What is being asked> Please return every line of the data below unchanged, character for character.

— start of Listed entries —

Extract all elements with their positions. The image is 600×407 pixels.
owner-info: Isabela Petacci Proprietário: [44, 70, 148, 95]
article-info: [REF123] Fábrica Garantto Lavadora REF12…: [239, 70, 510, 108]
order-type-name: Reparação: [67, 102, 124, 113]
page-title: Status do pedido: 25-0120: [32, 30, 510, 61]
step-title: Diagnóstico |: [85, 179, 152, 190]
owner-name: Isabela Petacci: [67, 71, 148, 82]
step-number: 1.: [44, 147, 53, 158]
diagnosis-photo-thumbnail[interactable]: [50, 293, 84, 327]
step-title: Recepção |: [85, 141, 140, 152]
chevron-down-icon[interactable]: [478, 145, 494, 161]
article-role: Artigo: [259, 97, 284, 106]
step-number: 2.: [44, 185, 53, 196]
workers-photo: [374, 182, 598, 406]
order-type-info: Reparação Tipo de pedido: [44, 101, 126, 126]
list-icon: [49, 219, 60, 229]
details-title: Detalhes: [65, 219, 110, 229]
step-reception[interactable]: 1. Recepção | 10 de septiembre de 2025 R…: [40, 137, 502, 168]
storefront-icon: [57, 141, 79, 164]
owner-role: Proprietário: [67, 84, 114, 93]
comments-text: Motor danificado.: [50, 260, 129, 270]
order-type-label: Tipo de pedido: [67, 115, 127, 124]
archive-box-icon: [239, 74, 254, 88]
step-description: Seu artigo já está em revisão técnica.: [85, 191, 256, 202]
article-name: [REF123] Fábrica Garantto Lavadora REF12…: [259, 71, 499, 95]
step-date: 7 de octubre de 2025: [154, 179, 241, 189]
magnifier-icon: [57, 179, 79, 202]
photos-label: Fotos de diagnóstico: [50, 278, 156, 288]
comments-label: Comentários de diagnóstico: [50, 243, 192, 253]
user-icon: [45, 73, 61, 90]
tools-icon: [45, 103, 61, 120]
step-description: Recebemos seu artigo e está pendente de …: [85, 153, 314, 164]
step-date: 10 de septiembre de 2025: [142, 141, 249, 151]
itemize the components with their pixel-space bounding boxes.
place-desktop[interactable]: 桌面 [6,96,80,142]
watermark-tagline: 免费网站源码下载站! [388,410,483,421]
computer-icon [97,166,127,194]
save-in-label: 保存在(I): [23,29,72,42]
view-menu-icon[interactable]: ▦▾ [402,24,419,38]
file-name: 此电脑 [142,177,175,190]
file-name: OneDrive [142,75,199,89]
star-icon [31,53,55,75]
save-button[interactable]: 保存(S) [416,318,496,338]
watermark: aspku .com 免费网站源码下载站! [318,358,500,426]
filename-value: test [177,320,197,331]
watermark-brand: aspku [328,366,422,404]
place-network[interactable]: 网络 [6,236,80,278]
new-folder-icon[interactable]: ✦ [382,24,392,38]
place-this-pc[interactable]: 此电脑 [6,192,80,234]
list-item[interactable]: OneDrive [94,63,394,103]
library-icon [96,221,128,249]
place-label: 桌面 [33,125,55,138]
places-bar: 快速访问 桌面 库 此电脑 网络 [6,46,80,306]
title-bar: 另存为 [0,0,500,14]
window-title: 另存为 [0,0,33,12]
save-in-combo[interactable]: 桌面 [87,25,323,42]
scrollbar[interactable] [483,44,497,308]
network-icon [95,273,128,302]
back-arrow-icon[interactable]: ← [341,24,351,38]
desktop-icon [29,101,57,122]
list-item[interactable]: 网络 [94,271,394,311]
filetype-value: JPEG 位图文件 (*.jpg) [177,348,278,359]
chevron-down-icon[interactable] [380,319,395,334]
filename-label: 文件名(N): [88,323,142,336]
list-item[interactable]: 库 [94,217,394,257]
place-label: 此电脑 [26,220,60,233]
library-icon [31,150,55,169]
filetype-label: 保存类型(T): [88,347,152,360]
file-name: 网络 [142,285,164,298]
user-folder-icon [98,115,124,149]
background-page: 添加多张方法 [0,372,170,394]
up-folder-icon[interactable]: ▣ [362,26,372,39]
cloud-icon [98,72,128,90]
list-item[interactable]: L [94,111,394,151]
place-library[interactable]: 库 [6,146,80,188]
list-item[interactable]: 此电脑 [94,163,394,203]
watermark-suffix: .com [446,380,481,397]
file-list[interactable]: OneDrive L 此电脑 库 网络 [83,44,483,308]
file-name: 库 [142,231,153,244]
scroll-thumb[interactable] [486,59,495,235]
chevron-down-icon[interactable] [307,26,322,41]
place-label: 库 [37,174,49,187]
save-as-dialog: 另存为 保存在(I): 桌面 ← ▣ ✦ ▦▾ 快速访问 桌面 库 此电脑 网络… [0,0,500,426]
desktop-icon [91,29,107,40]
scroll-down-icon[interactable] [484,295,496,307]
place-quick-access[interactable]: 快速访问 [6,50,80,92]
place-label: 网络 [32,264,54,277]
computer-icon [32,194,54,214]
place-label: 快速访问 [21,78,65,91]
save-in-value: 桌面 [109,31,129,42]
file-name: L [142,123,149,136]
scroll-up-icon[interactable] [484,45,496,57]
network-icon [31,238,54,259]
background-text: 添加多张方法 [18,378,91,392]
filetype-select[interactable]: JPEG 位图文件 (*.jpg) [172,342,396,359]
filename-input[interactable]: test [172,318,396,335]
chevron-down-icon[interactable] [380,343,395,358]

— end of Listed entries —

Answer for the task>
Extract all elements with their positions. The image is 600×407 pixels.
owner-info: Isabela Petacci Proprietário: [44, 70, 148, 95]
article-info: [REF123] Fábrica Garantto Lavadora REF12…: [239, 70, 510, 108]
order-type-name: Reparação: [67, 102, 124, 113]
page-title: Status do pedido: 25-0120: [32, 30, 510, 61]
step-title: Diagnóstico |: [85, 179, 152, 190]
owner-name: Isabela Petacci: [67, 71, 148, 82]
step-number: 1.: [44, 147, 53, 158]
diagnosis-photo-thumbnail[interactable]: [50, 293, 84, 327]
step-title: Recepção |: [85, 141, 140, 152]
chevron-down-icon[interactable]: [478, 145, 494, 161]
article-role: Artigo: [259, 97, 284, 106]
step-number: 2.: [44, 185, 53, 196]
workers-photo: [374, 182, 598, 406]
order-type-info: Reparação Tipo de pedido: [44, 101, 126, 126]
list-icon: [49, 219, 60, 229]
details-title: Detalhes: [65, 219, 110, 229]
step-reception[interactable]: 1. Recepção | 10 de septiembre de 2025 R…: [40, 137, 502, 168]
storefront-icon: [57, 141, 79, 164]
owner-role: Proprietário: [67, 84, 114, 93]
comments-text: Motor danificado.: [50, 260, 129, 270]
order-type-label: Tipo de pedido: [67, 115, 127, 124]
archive-box-icon: [239, 74, 254, 88]
step-description: Seu artigo já está em revisão técnica.: [85, 191, 256, 202]
article-name: [REF123] Fábrica Garantto Lavadora REF12…: [259, 71, 499, 95]
step-date: 7 de octubre de 2025: [154, 179, 241, 189]
magnifier-icon: [57, 179, 79, 202]
photos-label: Fotos de diagnóstico: [50, 278, 156, 288]
comments-label: Comentários de diagnóstico: [50, 243, 192, 253]
user-icon: [45, 73, 61, 90]
tools-icon: [45, 103, 61, 120]
step-description: Recebemos seu artigo e está pendente de …: [85, 153, 314, 164]
step-date: 10 de septiembre de 2025: [142, 141, 249, 151]
itemize the components with their pixel-space bounding boxes.
place-desktop[interactable]: 桌面 [6,96,80,142]
watermark-tagline: 免费网站源码下载站! [388,410,483,421]
computer-icon [97,166,127,194]
save-in-label: 保存在(I): [23,29,72,42]
view-menu-icon[interactable]: ▦▾ [402,24,419,38]
file-name: 此电脑 [142,177,175,190]
file-name: OneDrive [142,75,199,89]
star-icon [31,53,55,75]
save-button[interactable]: 保存(S) [416,318,496,338]
watermark: aspku .com 免费网站源码下载站! [318,358,500,426]
filename-value: test [177,320,197,331]
watermark-brand: aspku [328,366,422,404]
place-network[interactable]: 网络 [6,236,80,278]
new-folder-icon[interactable]: ✦ [382,24,392,38]
place-this-pc[interactable]: 此电脑 [6,192,80,234]
list-item[interactable]: OneDrive [94,63,394,103]
library-icon [96,221,128,249]
place-label: 桌面 [33,125,55,138]
places-bar: 快速访问 桌面 库 此电脑 网络 [6,46,80,306]
title-bar: 另存为 [0,0,500,14]
window-title: 另存为 [0,0,33,12]
save-in-combo[interactable]: 桌面 [87,25,323,42]
scrollbar[interactable] [483,44,497,308]
network-icon [95,273,128,302]
back-arrow-icon[interactable]: ← [341,24,351,38]
desktop-icon [29,101,57,122]
list-item[interactable]: 网络 [94,271,394,311]
filetype-value: JPEG 位图文件 (*.jpg) [177,348,278,359]
chevron-down-icon[interactable] [380,319,395,334]
filename-label: 文件名(N): [88,323,142,336]
list-item[interactable]: 库 [94,217,394,257]
place-label: 此电脑 [26,220,60,233]
library-icon [31,150,55,169]
filetype-label: 保存类型(T): [88,347,152,360]
file-name: 网络 [142,285,164,298]
user-folder-icon [98,115,124,149]
background-page: 添加多张方法 [0,372,170,394]
up-folder-icon[interactable]: ▣ [362,26,372,39]
cloud-icon [98,72,128,90]
list-item[interactable]: L [94,111,394,151]
place-library[interactable]: 库 [6,146,80,188]
list-item[interactable]: 此电脑 [94,163,394,203]
watermark-suffix: .com [446,380,481,397]
file-list[interactable]: OneDrive L 此电脑 库 网络 [83,44,483,308]
file-name: 库 [142,231,153,244]
scroll-thumb[interactable] [486,59,495,235]
chevron-down-icon[interactable] [307,26,322,41]
place-label: 库 [37,174,49,187]
save-as-dialog: 另存为 保存在(I): 桌面 ← ▣ ✦ ▦▾ 快速访问 桌面 库 此电脑 网络… [0,0,500,426]
desktop-icon [91,29,107,40]
scroll-down-icon[interactable] [484,295,496,307]
place-quick-access[interactable]: 快速访问 [6,50,80,92]
place-label: 网络 [32,264,54,277]
computer-icon [32,194,54,214]
place-label: 快速访问 [21,78,65,91]
save-in-value: 桌面 [109,31,129,42]
file-name: L [142,123,149,136]
scroll-up-icon[interactable] [484,45,496,57]
network-icon [31,238,54,259]
background-text: 添加多张方法 [18,378,91,392]
filetype-select[interactable]: JPEG 位图文件 (*.jpg) [172,342,396,359]
filename-input[interactable]: test [172,318,396,335]
chevron-down-icon[interactable] [380,343,395,358]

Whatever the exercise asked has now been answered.